*RECORDS FOR PROCESSING*
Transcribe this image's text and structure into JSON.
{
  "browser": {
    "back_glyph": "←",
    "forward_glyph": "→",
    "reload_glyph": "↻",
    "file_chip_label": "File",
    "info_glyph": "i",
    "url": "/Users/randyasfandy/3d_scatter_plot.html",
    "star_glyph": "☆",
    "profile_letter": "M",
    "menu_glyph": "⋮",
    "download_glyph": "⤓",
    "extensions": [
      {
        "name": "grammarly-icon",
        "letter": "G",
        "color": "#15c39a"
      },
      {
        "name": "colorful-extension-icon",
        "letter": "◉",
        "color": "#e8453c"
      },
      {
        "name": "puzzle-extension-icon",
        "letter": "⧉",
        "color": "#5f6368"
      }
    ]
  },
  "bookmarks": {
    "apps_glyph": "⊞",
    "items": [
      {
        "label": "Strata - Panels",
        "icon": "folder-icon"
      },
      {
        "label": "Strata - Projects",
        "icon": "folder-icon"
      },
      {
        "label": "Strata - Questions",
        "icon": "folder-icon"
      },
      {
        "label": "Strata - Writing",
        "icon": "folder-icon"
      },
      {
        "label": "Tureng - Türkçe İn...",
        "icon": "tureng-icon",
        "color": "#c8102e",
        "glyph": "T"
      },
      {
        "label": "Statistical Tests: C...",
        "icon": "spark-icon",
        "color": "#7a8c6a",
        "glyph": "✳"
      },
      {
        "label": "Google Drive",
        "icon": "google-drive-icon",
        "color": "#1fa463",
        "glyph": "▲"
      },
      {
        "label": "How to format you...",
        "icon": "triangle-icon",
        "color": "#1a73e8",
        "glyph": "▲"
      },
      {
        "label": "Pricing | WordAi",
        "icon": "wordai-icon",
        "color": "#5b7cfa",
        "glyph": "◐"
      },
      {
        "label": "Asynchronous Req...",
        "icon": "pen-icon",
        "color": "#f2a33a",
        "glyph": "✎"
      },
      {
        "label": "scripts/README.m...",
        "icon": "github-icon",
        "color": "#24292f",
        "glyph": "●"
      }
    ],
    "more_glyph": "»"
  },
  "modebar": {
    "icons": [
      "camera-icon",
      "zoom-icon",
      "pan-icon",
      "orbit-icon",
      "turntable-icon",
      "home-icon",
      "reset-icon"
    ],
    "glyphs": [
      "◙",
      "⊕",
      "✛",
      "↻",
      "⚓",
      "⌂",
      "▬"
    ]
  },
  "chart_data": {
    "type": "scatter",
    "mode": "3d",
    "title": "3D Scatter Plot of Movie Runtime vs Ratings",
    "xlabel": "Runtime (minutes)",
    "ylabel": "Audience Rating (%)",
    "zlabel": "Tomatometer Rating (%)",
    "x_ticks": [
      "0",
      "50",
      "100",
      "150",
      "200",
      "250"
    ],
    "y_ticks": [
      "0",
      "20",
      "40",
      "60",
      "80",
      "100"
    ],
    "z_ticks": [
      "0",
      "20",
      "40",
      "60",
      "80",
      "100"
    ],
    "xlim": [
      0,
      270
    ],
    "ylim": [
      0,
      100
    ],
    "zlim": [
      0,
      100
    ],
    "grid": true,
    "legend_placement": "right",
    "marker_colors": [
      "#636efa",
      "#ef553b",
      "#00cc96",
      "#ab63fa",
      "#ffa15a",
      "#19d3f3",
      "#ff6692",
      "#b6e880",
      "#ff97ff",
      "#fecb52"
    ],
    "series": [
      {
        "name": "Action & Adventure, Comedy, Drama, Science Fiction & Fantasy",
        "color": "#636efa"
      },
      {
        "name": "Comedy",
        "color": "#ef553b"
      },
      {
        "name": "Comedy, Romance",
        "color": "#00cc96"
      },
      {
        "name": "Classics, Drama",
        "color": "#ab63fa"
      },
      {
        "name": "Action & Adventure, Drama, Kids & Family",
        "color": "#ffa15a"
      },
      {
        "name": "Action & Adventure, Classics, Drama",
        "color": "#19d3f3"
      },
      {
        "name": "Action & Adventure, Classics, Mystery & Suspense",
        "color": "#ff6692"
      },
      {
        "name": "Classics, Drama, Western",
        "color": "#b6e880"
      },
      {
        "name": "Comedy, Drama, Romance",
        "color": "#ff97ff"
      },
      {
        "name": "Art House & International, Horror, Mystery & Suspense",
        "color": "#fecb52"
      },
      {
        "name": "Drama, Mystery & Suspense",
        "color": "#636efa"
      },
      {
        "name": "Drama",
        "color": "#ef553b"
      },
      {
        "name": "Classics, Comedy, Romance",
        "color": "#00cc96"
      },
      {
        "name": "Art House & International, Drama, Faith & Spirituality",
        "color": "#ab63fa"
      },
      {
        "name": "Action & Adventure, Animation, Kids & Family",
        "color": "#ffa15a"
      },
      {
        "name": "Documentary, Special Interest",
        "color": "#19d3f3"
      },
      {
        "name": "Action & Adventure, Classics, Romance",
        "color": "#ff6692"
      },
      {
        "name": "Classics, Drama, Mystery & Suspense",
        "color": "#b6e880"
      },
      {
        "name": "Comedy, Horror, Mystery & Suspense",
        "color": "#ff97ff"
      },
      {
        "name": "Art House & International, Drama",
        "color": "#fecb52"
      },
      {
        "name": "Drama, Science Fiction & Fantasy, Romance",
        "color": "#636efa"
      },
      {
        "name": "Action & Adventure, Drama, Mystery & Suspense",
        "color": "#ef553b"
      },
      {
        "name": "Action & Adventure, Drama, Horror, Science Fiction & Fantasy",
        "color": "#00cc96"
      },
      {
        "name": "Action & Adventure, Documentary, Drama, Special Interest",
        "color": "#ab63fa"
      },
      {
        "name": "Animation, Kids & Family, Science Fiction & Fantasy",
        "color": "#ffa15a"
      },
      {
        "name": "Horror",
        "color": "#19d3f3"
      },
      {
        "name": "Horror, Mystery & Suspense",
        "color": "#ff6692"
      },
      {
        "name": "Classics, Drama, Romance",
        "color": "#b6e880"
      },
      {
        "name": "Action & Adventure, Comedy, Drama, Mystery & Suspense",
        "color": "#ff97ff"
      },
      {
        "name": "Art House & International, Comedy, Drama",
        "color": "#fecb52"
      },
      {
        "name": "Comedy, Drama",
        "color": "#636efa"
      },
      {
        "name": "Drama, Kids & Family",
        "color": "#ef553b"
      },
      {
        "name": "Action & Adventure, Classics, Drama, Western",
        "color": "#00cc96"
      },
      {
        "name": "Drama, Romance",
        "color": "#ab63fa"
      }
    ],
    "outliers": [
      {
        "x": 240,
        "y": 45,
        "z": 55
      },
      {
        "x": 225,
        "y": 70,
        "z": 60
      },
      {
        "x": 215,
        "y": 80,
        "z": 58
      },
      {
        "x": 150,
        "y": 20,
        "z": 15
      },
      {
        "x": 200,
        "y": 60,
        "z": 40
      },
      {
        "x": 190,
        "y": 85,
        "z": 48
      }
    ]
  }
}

*GOAL*
How many lines of these entries contain the string "House"? Reply with the number alone.

*CORRECT OUTPUT*
4